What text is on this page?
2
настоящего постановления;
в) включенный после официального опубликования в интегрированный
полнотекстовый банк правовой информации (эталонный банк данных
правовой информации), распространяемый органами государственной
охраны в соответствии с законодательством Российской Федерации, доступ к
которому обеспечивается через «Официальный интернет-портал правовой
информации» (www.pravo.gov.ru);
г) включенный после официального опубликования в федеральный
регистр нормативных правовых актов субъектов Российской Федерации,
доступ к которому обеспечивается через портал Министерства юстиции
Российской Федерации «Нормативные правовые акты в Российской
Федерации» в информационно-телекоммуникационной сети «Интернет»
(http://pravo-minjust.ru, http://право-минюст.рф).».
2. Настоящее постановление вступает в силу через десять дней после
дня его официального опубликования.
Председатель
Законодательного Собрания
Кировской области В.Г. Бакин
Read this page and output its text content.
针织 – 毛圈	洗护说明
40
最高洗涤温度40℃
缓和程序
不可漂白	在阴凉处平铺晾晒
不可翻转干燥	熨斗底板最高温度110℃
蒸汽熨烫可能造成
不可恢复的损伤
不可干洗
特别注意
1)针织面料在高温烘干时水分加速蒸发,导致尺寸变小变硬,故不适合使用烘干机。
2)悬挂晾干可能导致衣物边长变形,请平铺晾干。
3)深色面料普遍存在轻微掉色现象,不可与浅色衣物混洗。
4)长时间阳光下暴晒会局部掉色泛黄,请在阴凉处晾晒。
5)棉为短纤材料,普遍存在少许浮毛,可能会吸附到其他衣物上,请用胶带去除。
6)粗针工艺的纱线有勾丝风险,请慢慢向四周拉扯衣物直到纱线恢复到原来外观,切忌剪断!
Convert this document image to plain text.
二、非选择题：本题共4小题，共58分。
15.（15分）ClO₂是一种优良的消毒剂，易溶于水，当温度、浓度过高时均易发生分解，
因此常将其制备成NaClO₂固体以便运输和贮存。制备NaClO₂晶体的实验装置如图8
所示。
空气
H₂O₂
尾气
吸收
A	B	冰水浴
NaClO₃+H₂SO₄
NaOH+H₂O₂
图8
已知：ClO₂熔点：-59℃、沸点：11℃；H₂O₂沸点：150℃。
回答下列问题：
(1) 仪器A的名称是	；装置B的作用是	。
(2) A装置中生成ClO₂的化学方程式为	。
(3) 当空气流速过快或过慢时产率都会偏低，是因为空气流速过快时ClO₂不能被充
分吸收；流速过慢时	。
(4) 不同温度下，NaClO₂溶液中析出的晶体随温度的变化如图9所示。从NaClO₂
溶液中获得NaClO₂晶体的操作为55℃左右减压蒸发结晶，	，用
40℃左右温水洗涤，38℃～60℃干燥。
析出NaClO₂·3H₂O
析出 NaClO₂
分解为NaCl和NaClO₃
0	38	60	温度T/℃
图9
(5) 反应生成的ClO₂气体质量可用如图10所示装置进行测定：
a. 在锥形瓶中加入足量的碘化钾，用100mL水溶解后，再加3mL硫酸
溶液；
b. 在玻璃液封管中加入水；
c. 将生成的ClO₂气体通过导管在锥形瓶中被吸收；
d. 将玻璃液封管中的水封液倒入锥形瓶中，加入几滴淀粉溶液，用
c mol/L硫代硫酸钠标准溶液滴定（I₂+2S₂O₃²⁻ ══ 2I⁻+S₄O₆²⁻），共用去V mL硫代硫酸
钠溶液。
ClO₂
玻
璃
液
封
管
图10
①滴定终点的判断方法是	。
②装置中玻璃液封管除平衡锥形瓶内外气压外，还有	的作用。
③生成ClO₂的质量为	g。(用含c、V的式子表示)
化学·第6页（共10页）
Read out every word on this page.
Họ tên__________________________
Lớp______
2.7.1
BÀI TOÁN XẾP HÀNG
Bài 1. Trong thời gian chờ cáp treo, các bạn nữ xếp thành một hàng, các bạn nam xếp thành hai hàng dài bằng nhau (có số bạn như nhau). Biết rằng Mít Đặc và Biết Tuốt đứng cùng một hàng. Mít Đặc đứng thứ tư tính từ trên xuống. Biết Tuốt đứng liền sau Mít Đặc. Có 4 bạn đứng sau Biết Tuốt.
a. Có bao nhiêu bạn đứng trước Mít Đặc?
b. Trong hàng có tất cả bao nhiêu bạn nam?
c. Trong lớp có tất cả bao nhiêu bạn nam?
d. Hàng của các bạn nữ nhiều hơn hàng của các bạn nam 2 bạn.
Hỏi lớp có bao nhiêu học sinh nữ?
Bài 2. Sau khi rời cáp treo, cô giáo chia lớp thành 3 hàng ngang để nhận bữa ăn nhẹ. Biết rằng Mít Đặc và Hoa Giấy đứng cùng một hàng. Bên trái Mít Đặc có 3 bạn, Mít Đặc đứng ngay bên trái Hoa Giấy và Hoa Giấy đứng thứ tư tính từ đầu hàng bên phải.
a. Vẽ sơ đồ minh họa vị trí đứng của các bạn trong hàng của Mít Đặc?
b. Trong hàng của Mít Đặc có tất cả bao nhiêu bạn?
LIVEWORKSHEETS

═══

#### WHAT YOU NEED TO DO
Repeat every record exactly as written, please.

#### WRITTEN ANSWER
What text is on this page?
2
настоящего постановления;
в) включенный после официального опубликования в интегрированный
полнотекстовый банк правовой информации (эталонный банк данных
правовой информации), распространяемый органами государственной
охраны в соответствии с законодательством Российской Федерации, доступ к
которому обеспечивается через «Официальный интернет-портал правовой
информации» (www.pravo.gov.ru);
г) включенный после официального опубликования в федеральный
регистр нормативных правовых актов субъектов Российской Федерации,
доступ к которому обеспечивается через портал Министерства юстиции
Российской Федерации «Нормативные правовые акты в Российской
Федерации» в информационно-телекоммуникационной сети «Интернет»
(http://pravo-minjust.ru, http://право-минюст.рф).».
2. Настоящее постановление вступает в силу через десять дней после
дня его официального опубликования.
Председатель
Законодательного Собрания
Кировской области В.Г. Бакин
Read this page and output its text content.
针织 – 毛圈	洗护说明
40
最高洗涤温度40℃
缓和程序
不可漂白	在阴凉处平铺晾晒
不可翻转干燥	熨斗底板最高温度110℃
蒸汽熨烫可能造成
不可恢复的损伤
不可干洗
特别注意
1)针织面料在高温烘干时水分加速蒸发,导致尺寸变小变硬,故不适合使用烘干机。
2)悬挂晾干可能导致衣物边长变形,请平铺晾干。
3)深色面料普遍存在轻微掉色现象,不可与浅色衣物混洗。
4)长时间阳光下暴晒会局部掉色泛黄,请在阴凉处晾晒。
5)棉为短纤材料,普遍存在少许浮毛,可能会吸附到其他衣物上,请用胶带去除。
6)粗针工艺的纱线有勾丝风险,请慢慢向四周拉扯衣物直到纱线恢复到原来外观,切忌剪断!
Convert this document image to plain text.
二、非选择题：本题共4小题，共58分。
15.（15分）ClO₂是一种优良的消毒剂，易溶于水，当温度、浓度过高时均易发生分解，
因此常将其制备成NaClO₂固体以便运输和贮存。制备NaClO₂晶体的实验装置如图8
所示。
空气
H₂O₂
尾气
吸收
A	B	冰水浴
NaClO₃+H₂SO₄
NaOH+H₂O₂
图8
已知：ClO₂熔点：-59℃、沸点：11℃；H₂O₂沸点：150℃。
回答下列问题：
(1) 仪器A的名称是	；装置B的作用是	。
(2) A装置中生成ClO₂的化学方程式为	。
(3) 当空气流速过快或过慢时产率都会偏低，是因为空气流速过快时ClO₂不能被充
分吸收；流速过慢时	。
(4) 不同温度下，NaClO₂溶液中析出的晶体随温度的变化如图9所示。从NaClO₂
溶液中获得NaClO₂晶体的操作为55℃左右减压蒸发结晶，	，用
40℃左右温水洗涤，38℃～60℃干燥。
析出NaClO₂·3H₂O
析出 NaClO₂
分解为NaCl和NaClO₃
0	38	60	温度T/℃
图9
(5) 反应生成的ClO₂气体质量可用如图10所示装置进行测定：
a. 在锥形瓶中加入足量的碘化钾，用100mL水溶解后，再加3mL硫酸
溶液；
b. 在玻璃液封管中加入水；
c. 将生成的ClO₂气体通过导管在锥形瓶中被吸收；
d. 将玻璃液封管中的水封液倒入锥形瓶中，加入几滴淀粉溶液，用
c mol/L硫代硫酸钠标准溶液滴定（I₂+2S₂O₃²⁻ ══ 2I⁻+S₄O₆²⁻），共用去V mL硫代硫酸
钠溶液。
ClO₂
玻
璃
液
封
管
图10
①滴定终点的判断方法是	。
②装置中玻璃液封管除平衡锥形瓶内外气压外，还有	的作用。
③生成ClO₂的质量为	g。(用含c、V的式子表示)
化学·第6页（共10页）
Read out every word on this page.
Họ tên__________________________
Lớp______
2.7.1
BÀI TOÁN XẾP HÀNG
Bài 1. Trong thời gian chờ cáp treo, các bạn nữ xếp thành một hàng, các bạn nam xếp thành hai hàng dài bằng nhau (có số bạn như nhau). Biết rằng Mít Đặc và Biết Tuốt đứng cùng một hàng. Mít Đặc đứng thứ tư tính từ trên xuống. Biết Tuốt đứng liền sau Mít Đặc. Có 4 bạn đứng sau Biết Tuốt.
a. Có bao nhiêu bạn đứng trước Mít Đặc?
b. Trong hàng có tất cả bao nhiêu bạn nam?
c. Trong lớp có tất cả bao nhiêu bạn nam?
d. Hàng của các bạn nữ nhiều hơn hàng của các bạn nam 2 bạn.
Hỏi lớp có bao nhiêu học sinh nữ?
Bài 2. Sau khi rời cáp treo, cô giáo chia lớp thành 3 hàng ngang để nhận bữa ăn nhẹ. Biết rằng Mít Đặc và Hoa Giấy đứng cùng một hàng. Bên trái Mít Đặc có 3 bạn, Mít Đặc đứng ngay bên trái Hoa Giấy và Hoa Giấy đứng thứ tư tính từ đầu hàng bên phải.
a. Vẽ sơ đồ minh họa vị trí đứng của các bạn trong hàng của Mít Đặc?
b. Trong hàng của Mít Đặc có tất cả bao nhiêu bạn?
LIVEWORKSHEETS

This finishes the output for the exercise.